• Exercise objective:
Can you copy out, word for word, the part of the items below that opens with the line containing "Localize each UI" and closes with the line containing "bottom-chart-y-tick-label: 42.40 [146, 993, 196, 1015]", both lines included? Leave the pictures out of your copy.

• Given records:
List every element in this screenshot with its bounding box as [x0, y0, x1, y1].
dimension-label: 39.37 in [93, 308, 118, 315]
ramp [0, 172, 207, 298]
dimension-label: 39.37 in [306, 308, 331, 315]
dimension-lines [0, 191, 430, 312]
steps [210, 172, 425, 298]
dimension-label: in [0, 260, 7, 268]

* * *

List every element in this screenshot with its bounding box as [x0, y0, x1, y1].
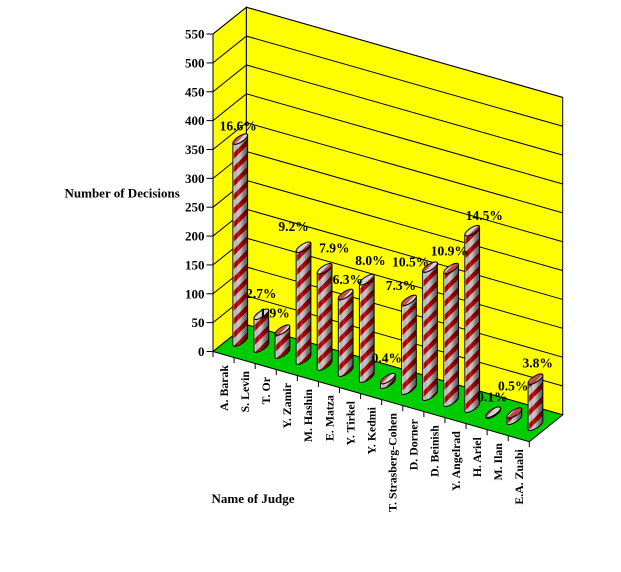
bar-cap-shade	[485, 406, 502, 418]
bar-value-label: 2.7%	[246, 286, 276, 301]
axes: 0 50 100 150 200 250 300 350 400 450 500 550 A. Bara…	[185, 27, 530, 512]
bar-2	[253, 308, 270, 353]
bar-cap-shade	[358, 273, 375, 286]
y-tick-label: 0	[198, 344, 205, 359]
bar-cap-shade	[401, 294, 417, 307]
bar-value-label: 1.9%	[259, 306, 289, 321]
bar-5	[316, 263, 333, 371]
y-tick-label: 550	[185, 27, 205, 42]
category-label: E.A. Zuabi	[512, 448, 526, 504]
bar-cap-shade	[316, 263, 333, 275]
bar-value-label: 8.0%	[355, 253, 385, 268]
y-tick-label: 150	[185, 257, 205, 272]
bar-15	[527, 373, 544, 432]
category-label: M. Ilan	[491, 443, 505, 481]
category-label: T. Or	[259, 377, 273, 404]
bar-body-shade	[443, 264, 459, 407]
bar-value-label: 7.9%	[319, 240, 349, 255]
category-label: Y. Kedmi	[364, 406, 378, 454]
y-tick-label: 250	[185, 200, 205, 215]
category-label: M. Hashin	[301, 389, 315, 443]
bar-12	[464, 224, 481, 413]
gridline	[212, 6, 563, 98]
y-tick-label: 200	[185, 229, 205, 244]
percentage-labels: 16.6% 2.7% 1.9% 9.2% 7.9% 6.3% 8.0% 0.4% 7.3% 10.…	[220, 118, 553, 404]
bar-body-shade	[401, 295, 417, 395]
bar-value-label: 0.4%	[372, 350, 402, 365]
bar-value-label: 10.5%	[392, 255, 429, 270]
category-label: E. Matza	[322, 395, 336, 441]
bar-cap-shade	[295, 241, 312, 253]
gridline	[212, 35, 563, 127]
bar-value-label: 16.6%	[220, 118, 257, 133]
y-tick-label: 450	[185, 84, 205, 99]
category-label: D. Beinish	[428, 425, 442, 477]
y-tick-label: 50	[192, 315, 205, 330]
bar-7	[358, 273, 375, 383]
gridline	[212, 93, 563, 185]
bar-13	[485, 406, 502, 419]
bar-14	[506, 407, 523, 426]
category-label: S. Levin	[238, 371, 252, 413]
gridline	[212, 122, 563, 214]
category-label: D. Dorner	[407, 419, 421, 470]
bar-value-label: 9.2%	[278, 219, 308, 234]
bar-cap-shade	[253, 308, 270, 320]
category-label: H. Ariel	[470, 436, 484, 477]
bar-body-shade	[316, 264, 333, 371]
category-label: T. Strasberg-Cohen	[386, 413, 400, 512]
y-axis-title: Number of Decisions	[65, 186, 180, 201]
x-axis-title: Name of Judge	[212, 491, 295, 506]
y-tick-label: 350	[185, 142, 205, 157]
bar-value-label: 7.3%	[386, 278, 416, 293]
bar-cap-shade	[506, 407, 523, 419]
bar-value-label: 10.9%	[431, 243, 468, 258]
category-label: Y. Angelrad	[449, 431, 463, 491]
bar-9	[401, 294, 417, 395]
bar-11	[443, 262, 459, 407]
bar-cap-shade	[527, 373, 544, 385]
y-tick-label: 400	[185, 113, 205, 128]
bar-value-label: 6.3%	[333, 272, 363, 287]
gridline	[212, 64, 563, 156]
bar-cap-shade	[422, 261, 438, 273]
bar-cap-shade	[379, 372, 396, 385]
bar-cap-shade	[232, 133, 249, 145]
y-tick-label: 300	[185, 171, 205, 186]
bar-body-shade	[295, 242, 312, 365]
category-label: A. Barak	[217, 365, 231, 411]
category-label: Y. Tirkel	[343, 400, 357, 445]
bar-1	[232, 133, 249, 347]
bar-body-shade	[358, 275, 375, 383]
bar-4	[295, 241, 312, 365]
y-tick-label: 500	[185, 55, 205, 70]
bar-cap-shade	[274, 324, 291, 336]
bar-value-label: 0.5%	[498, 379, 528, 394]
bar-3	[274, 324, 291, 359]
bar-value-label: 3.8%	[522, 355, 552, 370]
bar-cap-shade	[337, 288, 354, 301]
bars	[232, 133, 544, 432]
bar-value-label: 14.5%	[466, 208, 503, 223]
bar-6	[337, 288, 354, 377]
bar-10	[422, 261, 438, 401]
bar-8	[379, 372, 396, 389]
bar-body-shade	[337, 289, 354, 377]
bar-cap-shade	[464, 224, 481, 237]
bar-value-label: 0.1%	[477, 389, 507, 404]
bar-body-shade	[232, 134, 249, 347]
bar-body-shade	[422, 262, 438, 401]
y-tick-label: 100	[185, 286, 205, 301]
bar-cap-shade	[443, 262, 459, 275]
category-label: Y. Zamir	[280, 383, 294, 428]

--

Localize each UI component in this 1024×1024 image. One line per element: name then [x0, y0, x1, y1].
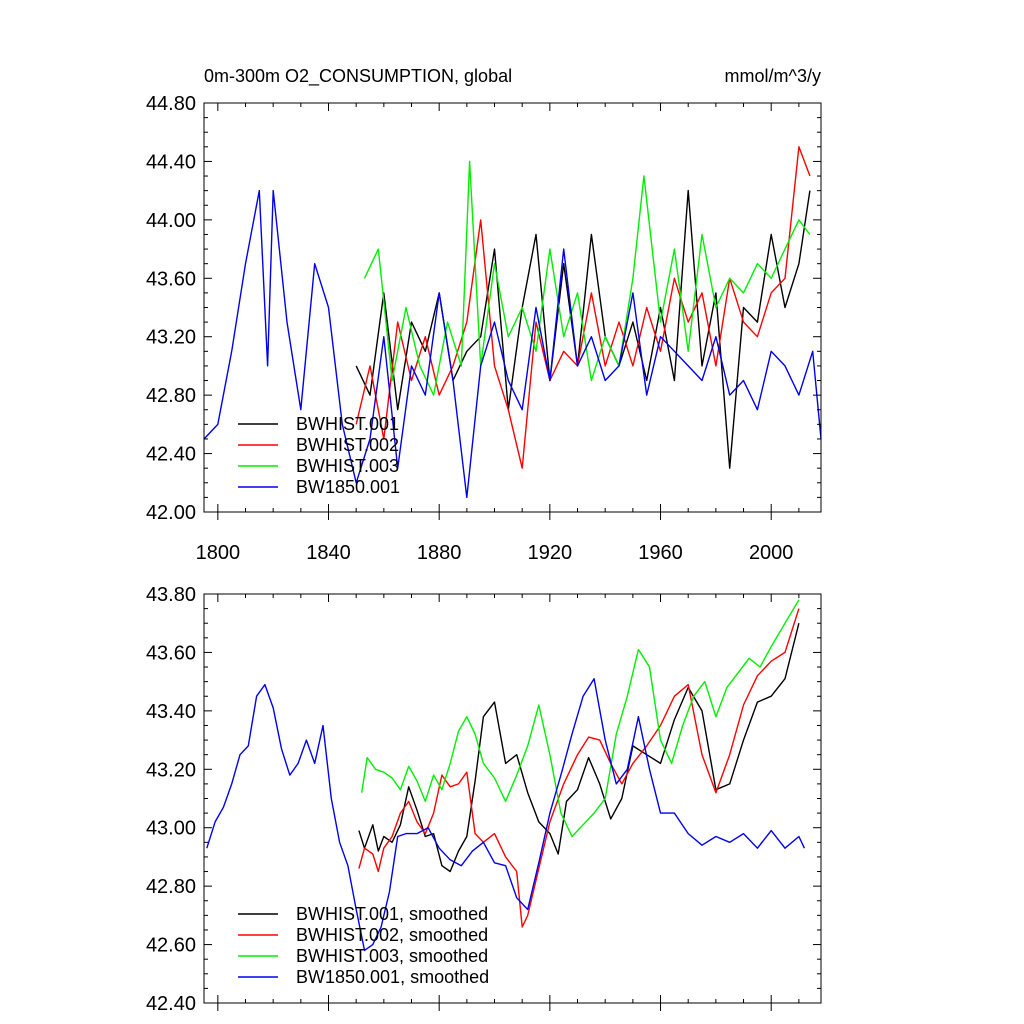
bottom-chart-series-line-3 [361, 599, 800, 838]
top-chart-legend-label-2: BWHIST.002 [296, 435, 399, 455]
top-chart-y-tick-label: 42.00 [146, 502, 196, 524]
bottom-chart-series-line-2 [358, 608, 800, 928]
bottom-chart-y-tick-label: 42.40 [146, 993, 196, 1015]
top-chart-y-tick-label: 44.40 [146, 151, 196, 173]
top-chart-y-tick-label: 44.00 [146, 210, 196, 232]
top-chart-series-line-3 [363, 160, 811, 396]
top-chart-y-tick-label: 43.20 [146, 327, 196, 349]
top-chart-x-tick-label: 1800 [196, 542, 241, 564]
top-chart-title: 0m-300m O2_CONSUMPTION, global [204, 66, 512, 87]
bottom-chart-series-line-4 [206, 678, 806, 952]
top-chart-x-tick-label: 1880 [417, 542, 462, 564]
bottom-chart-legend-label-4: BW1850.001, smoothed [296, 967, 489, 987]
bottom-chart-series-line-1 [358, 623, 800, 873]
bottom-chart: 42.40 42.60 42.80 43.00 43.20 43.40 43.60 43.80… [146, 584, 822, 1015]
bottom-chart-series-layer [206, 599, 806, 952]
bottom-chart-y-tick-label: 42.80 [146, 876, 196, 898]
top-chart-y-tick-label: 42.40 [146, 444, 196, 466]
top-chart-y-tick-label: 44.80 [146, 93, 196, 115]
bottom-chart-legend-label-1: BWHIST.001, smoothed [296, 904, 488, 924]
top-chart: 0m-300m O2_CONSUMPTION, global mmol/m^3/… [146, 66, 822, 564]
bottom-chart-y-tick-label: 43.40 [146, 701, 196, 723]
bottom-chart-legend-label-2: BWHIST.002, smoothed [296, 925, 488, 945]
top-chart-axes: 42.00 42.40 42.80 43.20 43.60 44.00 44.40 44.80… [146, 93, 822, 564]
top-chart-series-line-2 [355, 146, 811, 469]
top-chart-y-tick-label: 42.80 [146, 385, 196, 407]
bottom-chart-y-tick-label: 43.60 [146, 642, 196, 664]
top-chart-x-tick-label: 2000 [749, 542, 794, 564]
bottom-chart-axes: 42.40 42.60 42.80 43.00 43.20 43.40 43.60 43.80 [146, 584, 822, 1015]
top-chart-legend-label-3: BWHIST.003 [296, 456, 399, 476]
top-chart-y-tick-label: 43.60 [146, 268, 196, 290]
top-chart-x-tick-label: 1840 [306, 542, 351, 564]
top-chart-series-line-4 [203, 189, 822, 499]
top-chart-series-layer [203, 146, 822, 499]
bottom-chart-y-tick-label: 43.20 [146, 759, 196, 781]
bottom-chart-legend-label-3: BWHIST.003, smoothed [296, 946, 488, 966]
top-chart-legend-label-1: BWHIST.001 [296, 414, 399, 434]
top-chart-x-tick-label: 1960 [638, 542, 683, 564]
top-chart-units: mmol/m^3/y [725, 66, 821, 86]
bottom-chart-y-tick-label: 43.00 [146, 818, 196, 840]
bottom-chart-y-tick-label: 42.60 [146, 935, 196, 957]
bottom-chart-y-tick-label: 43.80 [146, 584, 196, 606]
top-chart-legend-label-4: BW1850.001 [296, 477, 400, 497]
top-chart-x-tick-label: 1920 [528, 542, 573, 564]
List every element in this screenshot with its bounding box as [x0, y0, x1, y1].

• The response:
Localize each UI component in this 1024×1024 image. One line per element: name then [x0, y0, x1, y1].
bottom-chart-series-line-3 [361, 599, 800, 838]
top-chart-legend-label-2: BWHIST.002 [296, 435, 399, 455]
top-chart-y-tick-label: 42.00 [146, 502, 196, 524]
bottom-chart-series-line-2 [358, 608, 800, 928]
bottom-chart-y-tick-label: 42.40 [146, 993, 196, 1015]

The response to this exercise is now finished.